___ Data for this task

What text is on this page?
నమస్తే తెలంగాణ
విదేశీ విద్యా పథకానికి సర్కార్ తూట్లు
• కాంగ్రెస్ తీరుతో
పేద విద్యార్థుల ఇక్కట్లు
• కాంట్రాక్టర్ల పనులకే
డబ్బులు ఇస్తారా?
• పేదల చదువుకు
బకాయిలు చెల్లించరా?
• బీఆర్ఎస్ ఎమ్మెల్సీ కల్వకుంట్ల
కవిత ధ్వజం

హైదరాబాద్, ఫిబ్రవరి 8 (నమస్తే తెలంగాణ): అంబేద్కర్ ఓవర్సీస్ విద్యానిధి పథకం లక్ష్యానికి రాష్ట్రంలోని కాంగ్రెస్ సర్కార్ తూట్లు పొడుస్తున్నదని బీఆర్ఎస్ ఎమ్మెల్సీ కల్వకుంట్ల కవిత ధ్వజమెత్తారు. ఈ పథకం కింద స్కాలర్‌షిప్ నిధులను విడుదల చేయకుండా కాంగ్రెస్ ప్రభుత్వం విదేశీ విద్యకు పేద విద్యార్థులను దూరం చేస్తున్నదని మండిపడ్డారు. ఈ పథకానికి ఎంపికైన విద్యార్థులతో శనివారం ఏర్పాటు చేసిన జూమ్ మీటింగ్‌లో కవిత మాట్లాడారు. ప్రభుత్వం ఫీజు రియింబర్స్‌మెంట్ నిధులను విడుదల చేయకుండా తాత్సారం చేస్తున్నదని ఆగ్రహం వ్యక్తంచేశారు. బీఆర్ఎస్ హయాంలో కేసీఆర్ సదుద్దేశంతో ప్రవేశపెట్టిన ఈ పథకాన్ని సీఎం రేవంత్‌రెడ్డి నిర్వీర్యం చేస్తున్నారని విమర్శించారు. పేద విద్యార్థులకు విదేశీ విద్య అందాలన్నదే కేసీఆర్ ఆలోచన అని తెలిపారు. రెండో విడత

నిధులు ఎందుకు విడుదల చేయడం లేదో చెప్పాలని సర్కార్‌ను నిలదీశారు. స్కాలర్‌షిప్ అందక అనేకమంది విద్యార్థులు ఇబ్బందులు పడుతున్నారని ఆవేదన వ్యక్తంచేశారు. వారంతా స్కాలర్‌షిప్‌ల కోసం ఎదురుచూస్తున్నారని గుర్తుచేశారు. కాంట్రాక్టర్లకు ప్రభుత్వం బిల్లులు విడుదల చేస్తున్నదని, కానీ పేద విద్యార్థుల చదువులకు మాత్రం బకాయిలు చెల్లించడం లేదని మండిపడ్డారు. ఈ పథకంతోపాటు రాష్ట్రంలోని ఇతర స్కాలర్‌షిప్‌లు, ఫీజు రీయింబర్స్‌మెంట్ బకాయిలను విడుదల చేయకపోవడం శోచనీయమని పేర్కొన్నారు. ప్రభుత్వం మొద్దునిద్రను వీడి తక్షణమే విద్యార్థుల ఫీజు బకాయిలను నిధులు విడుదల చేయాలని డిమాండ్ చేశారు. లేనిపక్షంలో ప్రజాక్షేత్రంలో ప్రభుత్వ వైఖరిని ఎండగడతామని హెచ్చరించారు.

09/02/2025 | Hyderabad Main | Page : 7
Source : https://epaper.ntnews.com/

______

All of the entries need to be reproduced exactly; please write them out.

What text is on this page?
నమస్తే తెలంగాణ
విదేశీ విద్యా పథకానికి సర్కార్ తూట్లు
• కాంగ్రెస్ తీరుతో
పేద విద్యార్థుల ఇక్కట్లు
• కాంట్రాక్టర్ల పనులకే
డబ్బులు ఇస్తారా?
• పేదల చదువుకు
బకాయిలు చెల్లించరా?
• బీఆర్ఎస్ ఎమ్మెల్సీ కల్వకుంట్ల
కవిత ధ్వజం

హైదరాబాద్, ఫిబ్రవరి 8 (నమస్తే తెలంగాణ): అంబేద్కర్ ఓవర్సీస్ విద్యానిధి పథకం లక్ష్యానికి రాష్ట్రంలోని కాంగ్రెస్ సర్కార్ తూట్లు పొడుస్తున్నదని బీఆర్ఎస్ ఎమ్మెల్సీ కల్వకుంట్ల కవిత ధ్వజమెత్తారు. ఈ పథకం కింద స్కాలర్‌షిప్ నిధులను విడుదల చేయకుండా కాంగ్రెస్ ప్రభుత్వం విదేశీ విద్యకు పేద విద్యార్థులను దూరం చేస్తున్నదని మండిపడ్డారు. ఈ పథకానికి ఎంపికైన విద్యార్థులతో శనివారం ఏర్పాటు చేసిన జూమ్ మీటింగ్‌లో కవిత మాట్లాడారు. ప్రభుత్వం ఫీజు రియింబర్స్‌మెంట్ నిధులను విడుదల చేయకుండా తాత్సారం చేస్తున్నదని ఆగ్రహం వ్యక్తంచేశారు. బీఆర్ఎస్ హయాంలో కేసీఆర్ సదుద్దేశంతో ప్రవేశపెట్టిన ఈ పథకాన్ని సీఎం రేవంత్‌రెడ్డి నిర్వీర్యం చేస్తున్నారని విమర్శించారు. పేద విద్యార్థులకు విదేశీ విద్య అందాలన్నదే కేసీఆర్ ఆలోచన అని తెలిపారు. రెండో విడత

నిధులు ఎందుకు విడుదల చేయడం లేదో చెప్పాలని సర్కార్‌ను నిలదీశారు. స్కాలర్‌షిప్ అందక అనేకమంది విద్యార్థులు ఇబ్బందులు పడుతున్నారని ఆవేదన వ్యక్తంచేశారు. వారంతా స్కాలర్‌షిప్‌ల కోసం ఎదురుచూస్తున్నారని గుర్తుచేశారు. కాంట్రాక్టర్లకు ప్రభుత్వం బిల్లులు విడుదల చేస్తున్నదని, కానీ పేద విద్యార్థుల చదువులకు మాత్రం బకాయిలు చెల్లించడం లేదని మండిపడ్డారు. ఈ పథకంతోపాటు రాష్ట్రంలోని ఇతర స్కాలర్‌షిప్‌లు, ఫీజు రీయింబర్స్‌మెంట్ బకాయిలను విడుదల చేయకపోవడం శోచనీయమని పేర్కొన్నారు. ప్రభుత్వం మొద్దునిద్రను వీడి తక్షణమే విద్యార్థుల ఫీజు బకాయిలను నిధులు విడుదల చేయాలని డిమాండ్ చేశారు. లేనిపక్షంలో ప్రజాక్షేత్రంలో ప్రభుత్వ వైఖరిని ఎండగడతామని హెచ్చరించారు.

09/02/2025 | Hyderabad Main | Page : 7
Source : https://epaper.ntnews.com/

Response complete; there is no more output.